Requirement: Exact repetition of every entry is required.

— START Provided material —

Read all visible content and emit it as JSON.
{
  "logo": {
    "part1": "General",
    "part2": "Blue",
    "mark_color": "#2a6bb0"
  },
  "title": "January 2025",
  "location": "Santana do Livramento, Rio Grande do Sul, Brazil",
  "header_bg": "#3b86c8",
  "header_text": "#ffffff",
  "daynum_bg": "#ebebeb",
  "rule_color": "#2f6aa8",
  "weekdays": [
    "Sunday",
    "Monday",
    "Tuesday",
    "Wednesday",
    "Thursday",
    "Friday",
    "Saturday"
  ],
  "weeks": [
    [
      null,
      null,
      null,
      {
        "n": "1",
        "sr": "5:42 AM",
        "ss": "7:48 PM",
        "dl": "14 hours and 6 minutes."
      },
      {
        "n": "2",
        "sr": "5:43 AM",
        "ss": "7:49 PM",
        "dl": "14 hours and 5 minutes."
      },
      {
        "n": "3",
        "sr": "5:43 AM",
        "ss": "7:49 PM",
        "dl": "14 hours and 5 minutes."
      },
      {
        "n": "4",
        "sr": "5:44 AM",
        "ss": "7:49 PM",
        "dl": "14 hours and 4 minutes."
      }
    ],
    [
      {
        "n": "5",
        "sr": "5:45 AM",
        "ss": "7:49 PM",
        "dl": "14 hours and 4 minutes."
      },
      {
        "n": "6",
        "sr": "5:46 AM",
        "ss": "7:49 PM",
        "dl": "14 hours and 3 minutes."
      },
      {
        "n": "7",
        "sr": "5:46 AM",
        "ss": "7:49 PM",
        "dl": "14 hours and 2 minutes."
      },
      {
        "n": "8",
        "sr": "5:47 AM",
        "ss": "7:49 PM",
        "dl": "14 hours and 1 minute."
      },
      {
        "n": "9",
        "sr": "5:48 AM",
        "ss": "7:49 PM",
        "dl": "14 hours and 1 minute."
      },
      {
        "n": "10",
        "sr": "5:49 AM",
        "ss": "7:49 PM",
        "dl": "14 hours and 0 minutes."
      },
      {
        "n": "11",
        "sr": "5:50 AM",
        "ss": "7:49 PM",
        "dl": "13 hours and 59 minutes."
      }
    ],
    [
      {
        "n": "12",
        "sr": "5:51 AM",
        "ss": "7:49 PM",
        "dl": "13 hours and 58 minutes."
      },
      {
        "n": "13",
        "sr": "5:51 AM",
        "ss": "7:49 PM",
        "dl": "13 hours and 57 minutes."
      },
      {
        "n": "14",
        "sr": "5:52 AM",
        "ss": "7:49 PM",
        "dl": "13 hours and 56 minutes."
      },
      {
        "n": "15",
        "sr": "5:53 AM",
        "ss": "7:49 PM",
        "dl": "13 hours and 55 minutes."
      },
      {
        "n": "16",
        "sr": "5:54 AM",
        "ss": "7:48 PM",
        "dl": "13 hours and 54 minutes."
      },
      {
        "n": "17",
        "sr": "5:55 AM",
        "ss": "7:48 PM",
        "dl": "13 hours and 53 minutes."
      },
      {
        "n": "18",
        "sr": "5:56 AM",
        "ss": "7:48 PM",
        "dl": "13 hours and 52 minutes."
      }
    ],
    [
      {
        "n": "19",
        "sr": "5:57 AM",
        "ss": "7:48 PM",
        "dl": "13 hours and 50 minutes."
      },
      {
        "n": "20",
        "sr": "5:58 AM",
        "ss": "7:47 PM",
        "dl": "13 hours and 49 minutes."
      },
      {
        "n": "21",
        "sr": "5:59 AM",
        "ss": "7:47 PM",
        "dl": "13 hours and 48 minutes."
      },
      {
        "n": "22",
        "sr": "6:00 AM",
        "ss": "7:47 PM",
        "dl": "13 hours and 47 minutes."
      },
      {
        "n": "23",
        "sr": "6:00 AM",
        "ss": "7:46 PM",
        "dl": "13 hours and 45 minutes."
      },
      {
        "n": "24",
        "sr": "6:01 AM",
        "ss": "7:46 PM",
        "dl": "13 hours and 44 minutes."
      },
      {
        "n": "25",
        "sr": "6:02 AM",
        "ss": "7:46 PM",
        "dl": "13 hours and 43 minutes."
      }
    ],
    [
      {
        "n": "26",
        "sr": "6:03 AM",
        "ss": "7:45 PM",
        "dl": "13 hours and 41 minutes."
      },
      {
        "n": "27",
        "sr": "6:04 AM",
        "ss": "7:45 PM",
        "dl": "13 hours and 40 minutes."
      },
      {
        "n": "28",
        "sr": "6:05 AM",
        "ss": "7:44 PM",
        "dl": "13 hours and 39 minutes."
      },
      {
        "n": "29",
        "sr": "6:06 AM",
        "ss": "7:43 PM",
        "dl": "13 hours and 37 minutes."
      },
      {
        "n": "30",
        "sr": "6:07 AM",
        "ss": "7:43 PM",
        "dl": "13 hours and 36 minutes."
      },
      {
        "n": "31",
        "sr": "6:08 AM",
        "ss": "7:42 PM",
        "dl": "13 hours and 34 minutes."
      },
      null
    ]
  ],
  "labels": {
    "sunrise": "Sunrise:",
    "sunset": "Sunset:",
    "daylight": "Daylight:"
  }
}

— END Provided material —

Response:
Read all visible content and emit it as JSON.
{
  "logo": {
    "part1": "General",
    "part2": "Blue",
    "mark_color": "#2a6bb0"
  },
  "title": "January 2025",
  "location": "Santana do Livramento, Rio Grande do Sul, Brazil",
  "header_bg": "#3b86c8",
  "header_text": "#ffffff",
  "daynum_bg": "#ebebeb",
  "rule_color": "#2f6aa8",
  "weekdays": [
    "Sunday",
    "Monday",
    "Tuesday",
    "Wednesday",
    "Thursday",
    "Friday",
    "Saturday"
  ],
  "weeks": [
    [
      null,
      null,
      null,
      {
        "n": "1",
        "sr": "5:42 AM",
        "ss": "7:48 PM",
        "dl": "14 hours and 6 minutes."
      },
      {
        "n": "2",
        "sr": "5:43 AM",
        "ss": "7:49 PM",
        "dl": "14 hours and 5 minutes."
      },
      {
        "n": "3",
        "sr": "5:43 AM",
        "ss": "7:49 PM",
        "dl": "14 hours and 5 minutes."
      },
      {
        "n": "4",
        "sr": "5:44 AM",
        "ss": "7:49 PM",
        "dl": "14 hours and 4 minutes."
      }
    ],
    [
      {
        "n": "5",
        "sr": "5:45 AM",
        "ss": "7:49 PM",
        "dl": "14 hours and 4 minutes."
      },
      {
        "n": "6",
        "sr": "5:46 AM",
        "ss": "7:49 PM",
        "dl": "14 hours and 3 minutes."
      },
      {
        "n": "7",
        "sr": "5:46 AM",
        "ss": "7:49 PM",
        "dl": "14 hours and 2 minutes."
      },
      {
        "n": "8",
        "sr": "5:47 AM",
        "ss": "7:49 PM",
        "dl": "14 hours and 1 minute."
      },
      {
        "n": "9",
        "sr": "5:48 AM",
        "ss": "7:49 PM",
        "dl": "14 hours and 1 minute."
      },
      {
        "n": "10",
        "sr": "5:49 AM",
        "ss": "7:49 PM",
        "dl": "14 hours and 0 minutes."
      },
      {
        "n": "11",
        "sr": "5:50 AM",
        "ss": "7:49 PM",
        "dl": "13 hours and 59 minutes."
      }
    ],
    [
      {
        "n": "12",
        "sr": "5:51 AM",
        "ss": "7:49 PM",
        "dl": "13 hours and 58 minutes."
      },
      {
        "n": "13",
        "sr": "5:51 AM",
        "ss": "7:49 PM",
        "dl": "13 hours and 57 minutes."
      },
      {
        "n": "14",
        "sr": "5:52 AM",
        "ss": "7:49 PM",
        "dl": "13 hours and 56 minutes."
      },
      {
        "n": "15",
        "sr": "5:53 AM",
        "ss": "7:49 PM",
        "dl": "13 hours and 55 minutes."
      },
      {
        "n": "16",
        "sr": "5:54 AM",
        "ss": "7:48 PM",
        "dl": "13 hours and 54 minutes."
      },
      {
        "n": "17",
        "sr": "5:55 AM",
        "ss": "7:48 PM",
        "dl": "13 hours and 53 minutes."
      },
      {
        "n": "18",
        "sr": "5:56 AM",
        "ss": "7:48 PM",
        "dl": "13 hours and 52 minutes."
      }
    ],
    [
      {
        "n": "19",
        "sr": "5:57 AM",
        "ss": "7:48 PM",
        "dl": "13 hours and 50 minutes."
      },
      {
        "n": "20",
        "sr": "5:58 AM",
        "ss": "7:47 PM",
        "dl": "13 hours and 49 minutes."
      },
      {
        "n": "21",
        "sr": "5:59 AM",
        "ss": "7:47 PM",
        "dl": "13 hours and 48 minutes."
      },
      {
        "n": "22",
        "sr": "6:00 AM",
        "ss": "7:47 PM",
        "dl": "13 hours and 47 minutes."
      },
      {
        "n": "23",
        "sr": "6:00 AM",
        "ss": "7:46 PM",
        "dl": "13 hours and 45 minutes."
      },
      {
        "n": "24",
        "sr": "6:01 AM",
        "ss": "7:46 PM",
        "dl": "13 hours and 44 minutes."
      },
      {
        "n": "25",
        "sr": "6:02 AM",
        "ss": "7:46 PM",
        "dl": "13 hours and 43 minutes."
      }
    ],
    [
      {
        "n": "26",
        "sr": "6:03 AM",
        "ss": "7:45 PM",
        "dl": "13 hours and 41 minutes."
      },
      {
        "n": "27",
        "sr": "6:04 AM",
        "ss": "7:45 PM",
        "dl": "13 hours and 40 minutes."
      },
      {
        "n": "28",
        "sr": "6:05 AM",
        "ss": "7:44 PM",
        "dl": "13 hours and 39 minutes."
      },
      {
        "n": "29",
        "sr": "6:06 AM",
        "ss": "7:43 PM",
        "dl": "13 hours and 37 minutes."
      },
      {
        "n": "30",
        "sr": "6:07 AM",
        "ss": "7:43 PM",
        "dl": "13 hours and 36 minutes."
      },
      {
        "n": "31",
        "sr": "6:08 AM",
        "ss": "7:42 PM",
        "dl": "13 hours and 34 minutes."
      },
      null
    ]
  ],
  "labels": {
    "sunrise": "Sunrise:",
    "sunset": "Sunset:",
    "daylight": "Daylight:"
  }
}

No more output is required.